# WORK TO BE COMPLETED
Set every record down verbatim and omit the pictures.

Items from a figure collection
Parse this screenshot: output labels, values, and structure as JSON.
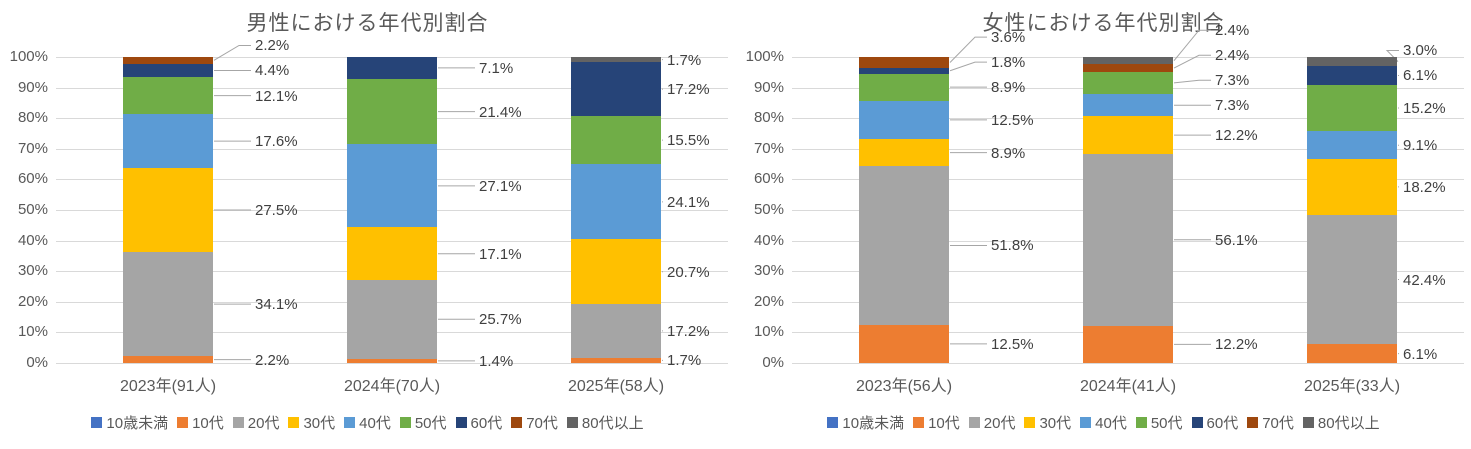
{
  "palette": {
    "background": "#FFFFFF",
    "gridline": "#D9D9D9",
    "leader_line": "#A6A6A6",
    "axis_text": "#595959",
    "data_label_text": "#404040",
    "title_text": "#595959",
    "legend_text": "#595959"
  },
  "chart_data": [
    {
      "type": "bar",
      "subtype": "stacked-100-percent-column",
      "title": "男性における年代別割合",
      "categories": [
        "2023年(91人)",
        "2024年(70人)",
        "2025年(58人)"
      ],
      "y_ticks": [
        "0%",
        "10%",
        "20%",
        "30%",
        "40%",
        "50%",
        "60%",
        "70%",
        "80%",
        "90%",
        "100%"
      ],
      "ylim": [
        0,
        100
      ],
      "grid": true,
      "legend_position": "bottom",
      "unit": "%",
      "series": [
        {
          "name": "10歳未満",
          "color": "#4472C4",
          "values": [
            null,
            null,
            null
          ]
        },
        {
          "name": "10代",
          "color": "#ED7D31",
          "values": [
            2.2,
            1.4,
            1.7
          ]
        },
        {
          "name": "20代",
          "color": "#A5A5A5",
          "values": [
            34.1,
            25.7,
            17.2
          ]
        },
        {
          "name": "30代",
          "color": "#FFC000",
          "values": [
            27.5,
            17.1,
            20.7
          ]
        },
        {
          "name": "40代",
          "color": "#5B9BD5",
          "values": [
            17.6,
            27.1,
            24.1
          ]
        },
        {
          "name": "50代",
          "color": "#70AD47",
          "values": [
            12.1,
            21.4,
            15.5
          ]
        },
        {
          "name": "60代",
          "color": "#264478",
          "values": [
            4.4,
            7.1,
            17.2
          ]
        },
        {
          "name": "70代",
          "color": "#9E480E",
          "values": [
            2.2,
            null,
            null
          ]
        },
        {
          "name": "80代以上",
          "color": "#636363",
          "values": [
            null,
            null,
            1.7
          ]
        }
      ]
    },
    {
      "type": "bar",
      "subtype": "stacked-100-percent-column",
      "title": "女性における年代別割合",
      "categories": [
        "2023年(56人)",
        "2024年(41人)",
        "2025年(33人)"
      ],
      "y_ticks": [
        "0%",
        "10%",
        "20%",
        "30%",
        "40%",
        "50%",
        "60%",
        "70%",
        "80%",
        "90%",
        "100%"
      ],
      "ylim": [
        0,
        100
      ],
      "grid": true,
      "legend_position": "bottom",
      "unit": "%",
      "series": [
        {
          "name": "10歳未満",
          "color": "#4472C4",
          "values": [
            null,
            null,
            null
          ]
        },
        {
          "name": "10代",
          "color": "#ED7D31",
          "values": [
            12.5,
            12.2,
            6.1
          ]
        },
        {
          "name": "20代",
          "color": "#A5A5A5",
          "values": [
            51.8,
            56.1,
            42.4
          ]
        },
        {
          "name": "30代",
          "color": "#FFC000",
          "values": [
            8.9,
            12.2,
            18.2
          ]
        },
        {
          "name": "40代",
          "color": "#5B9BD5",
          "values": [
            12.5,
            7.3,
            9.1
          ]
        },
        {
          "name": "50代",
          "color": "#70AD47",
          "values": [
            8.9,
            7.3,
            15.2
          ]
        },
        {
          "name": "60代",
          "color": "#264478",
          "values": [
            1.8,
            null,
            6.1
          ]
        },
        {
          "name": "70代",
          "color": "#9E480E",
          "values": [
            3.6,
            2.4,
            null
          ]
        },
        {
          "name": "80代以上",
          "color": "#636363",
          "values": [
            null,
            2.4,
            3.0
          ]
        }
      ]
    }
  ]
}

# EXERCISE RESULT
Parse this screenshot: output labels, values, and structure as JSON.
{
  "palette": {
    "background": "#FFFFFF",
    "gridline": "#D9D9D9",
    "leader_line": "#A6A6A6",
    "axis_text": "#595959",
    "data_label_text": "#404040",
    "title_text": "#595959",
    "legend_text": "#595959"
  },
  "chart_data": [
    {
      "type": "bar",
      "subtype": "stacked-100-percent-column",
      "title": "男性における年代別割合",
      "categories": [
        "2023年(91人)",
        "2024年(70人)",
        "2025年(58人)"
      ],
      "y_ticks": [
        "0%",
        "10%",
        "20%",
        "30%",
        "40%",
        "50%",
        "60%",
        "70%",
        "80%",
        "90%",
        "100%"
      ],
      "ylim": [
        0,
        100
      ],
      "grid": true,
      "legend_position": "bottom",
      "unit": "%",
      "series": [
        {
          "name": "10歳未満",
          "color": "#4472C4",
          "values": [
            null,
            null,
            null
          ]
        },
        {
          "name": "10代",
          "color": "#ED7D31",
          "values": [
            2.2,
            1.4,
            1.7
          ]
        },
        {
          "name": "20代",
          "color": "#A5A5A5",
          "values": [
            34.1,
            25.7,
            17.2
          ]
        },
        {
          "name": "30代",
          "color": "#FFC000",
          "values": [
            27.5,
            17.1,
            20.7
          ]
        },
        {
          "name": "40代",
          "color": "#5B9BD5",
          "values": [
            17.6,
            27.1,
            24.1
          ]
        },
        {
          "name": "50代",
          "color": "#70AD47",
          "values": [
            12.1,
            21.4,
            15.5
          ]
        },
        {
          "name": "60代",
          "color": "#264478",
          "values": [
            4.4,
            7.1,
            17.2
          ]
        },
        {
          "name": "70代",
          "color": "#9E480E",
          "values": [
            2.2,
            null,
            null
          ]
        },
        {
          "name": "80代以上",
          "color": "#636363",
          "values": [
            null,
            null,
            1.7
          ]
        }
      ]
    },
    {
      "type": "bar",
      "subtype": "stacked-100-percent-column",
      "title": "女性における年代別割合",
      "categories": [
        "2023年(56人)",
        "2024年(41人)",
        "2025年(33人)"
      ],
      "y_ticks": [
        "0%",
        "10%",
        "20%",
        "30%",
        "40%",
        "50%",
        "60%",
        "70%",
        "80%",
        "90%",
        "100%"
      ],
      "ylim": [
        0,
        100
      ],
      "grid": true,
      "legend_position": "bottom",
      "unit": "%",
      "series": [
        {
          "name": "10歳未満",
          "color": "#4472C4",
          "values": [
            null,
            null,
            null
          ]
        },
        {
          "name": "10代",
          "color": "#ED7D31",
          "values": [
            12.5,
            12.2,
            6.1
          ]
        },
        {
          "name": "20代",
          "color": "#A5A5A5",
          "values": [
            51.8,
            56.1,
            42.4
          ]
        },
        {
          "name": "30代",
          "color": "#FFC000",
          "values": [
            8.9,
            12.2,
            18.2
          ]
        },
        {
          "name": "40代",
          "color": "#5B9BD5",
          "values": [
            12.5,
            7.3,
            9.1
          ]
        },
        {
          "name": "50代",
          "color": "#70AD47",
          "values": [
            8.9,
            7.3,
            15.2
          ]
        },
        {
          "name": "60代",
          "color": "#264478",
          "values": [
            1.8,
            null,
            6.1
          ]
        },
        {
          "name": "70代",
          "color": "#9E480E",
          "values": [
            3.6,
            2.4,
            null
          ]
        },
        {
          "name": "80代以上",
          "color": "#636363",
          "values": [
            null,
            2.4,
            3.0
          ]
        }
      ]
    }
  ]
}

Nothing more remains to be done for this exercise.